STORED RECORDS
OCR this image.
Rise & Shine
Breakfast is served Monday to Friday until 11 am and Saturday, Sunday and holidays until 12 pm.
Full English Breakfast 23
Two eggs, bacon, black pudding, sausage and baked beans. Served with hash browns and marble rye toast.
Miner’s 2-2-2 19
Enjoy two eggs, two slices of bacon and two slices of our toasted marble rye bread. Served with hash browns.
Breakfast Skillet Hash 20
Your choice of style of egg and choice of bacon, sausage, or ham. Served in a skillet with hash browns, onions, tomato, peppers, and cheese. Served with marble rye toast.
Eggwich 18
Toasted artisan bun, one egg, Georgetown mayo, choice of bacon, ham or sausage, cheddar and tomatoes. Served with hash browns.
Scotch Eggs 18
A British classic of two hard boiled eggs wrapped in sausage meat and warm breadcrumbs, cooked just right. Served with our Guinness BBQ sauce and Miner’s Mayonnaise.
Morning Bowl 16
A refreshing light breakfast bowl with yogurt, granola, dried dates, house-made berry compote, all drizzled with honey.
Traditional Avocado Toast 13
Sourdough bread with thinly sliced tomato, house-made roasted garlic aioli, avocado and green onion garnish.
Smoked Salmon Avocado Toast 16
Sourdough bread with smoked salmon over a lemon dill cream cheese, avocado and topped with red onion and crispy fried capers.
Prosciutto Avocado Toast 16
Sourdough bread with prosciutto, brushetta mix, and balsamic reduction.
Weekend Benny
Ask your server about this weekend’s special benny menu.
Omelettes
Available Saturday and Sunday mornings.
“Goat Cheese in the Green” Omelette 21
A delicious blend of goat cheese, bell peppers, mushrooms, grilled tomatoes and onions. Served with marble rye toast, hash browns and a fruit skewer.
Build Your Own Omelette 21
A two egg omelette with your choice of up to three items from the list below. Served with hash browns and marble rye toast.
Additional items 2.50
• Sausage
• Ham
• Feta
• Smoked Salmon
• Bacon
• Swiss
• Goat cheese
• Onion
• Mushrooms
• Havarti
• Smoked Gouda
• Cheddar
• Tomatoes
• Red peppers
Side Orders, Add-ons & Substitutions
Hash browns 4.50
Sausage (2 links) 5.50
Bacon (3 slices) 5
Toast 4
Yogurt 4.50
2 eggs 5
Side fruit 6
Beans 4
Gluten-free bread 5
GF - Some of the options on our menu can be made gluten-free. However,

REQUIRED TASK
The records above must be repeated exactly, every one of them.

SOLVED EXERCISE
OCR this image.
Rise & Shine
Breakfast is served Monday to Friday until 11 am and Saturday, Sunday and holidays until 12 pm.
Full English Breakfast 23
Two eggs, bacon, black pudding, sausage and baked beans. Served with hash browns and marble rye toast.
Miner’s 2-2-2 19
Enjoy two eggs, two slices of bacon and two slices of our toasted marble rye bread. Served with hash browns.
Breakfast Skillet Hash 20
Your choice of style of egg and choice of bacon, sausage, or ham. Served in a skillet with hash browns, onions, tomato, peppers, and cheese. Served with marble rye toast.
Eggwich 18
Toasted artisan bun, one egg, Georgetown mayo, choice of bacon, ham or sausage, cheddar and tomatoes. Served with hash browns.
Scotch Eggs 18
A British classic of two hard boiled eggs wrapped in sausage meat and warm breadcrumbs, cooked just right. Served with our Guinness BBQ sauce and Miner’s Mayonnaise.
Morning Bowl 16
A refreshing light breakfast bowl with yogurt, granola, dried dates, house-made berry compote, all drizzled with honey.
Traditional Avocado Toast 13
Sourdough bread with thinly sliced tomato, house-made roasted garlic aioli, avocado and green onion garnish.
Smoked Salmon Avocado Toast 16
Sourdough bread with smoked salmon over a lemon dill cream cheese, avocado and topped with red onion and crispy fried capers.
Prosciutto Avocado Toast 16
Sourdough bread with prosciutto, brushetta mix, and balsamic reduction.
Weekend Benny
Ask your server about this weekend’s special benny menu.
Omelettes
Available Saturday and Sunday mornings.
“Goat Cheese in the Green” Omelette 21
A delicious blend of goat cheese, bell peppers, mushrooms, grilled tomatoes and onions. Served with marble rye toast, hash browns and a fruit skewer.
Build Your Own Omelette 21
A two egg omelette with your choice of up to three items from the list below. Served with hash browns and marble rye toast.
Additional items 2.50
• Sausage
• Ham
• Feta
• Smoked Salmon
• Bacon
• Swiss
• Goat cheese
• Onion
• Mushrooms
• Havarti
• Smoked Gouda
• Cheddar
• Tomatoes
• Red peppers
Side Orders, Add-ons & Substitutions
Hash browns 4.50
Sausage (2 links) 5.50
Bacon (3 slices) 5
Toast 4
Yogurt 4.50
2 eggs 5
Side fruit 6
Beans 4
Gluten-free bread 5
GF - Some of the options on our menu can be made gluten-free. However,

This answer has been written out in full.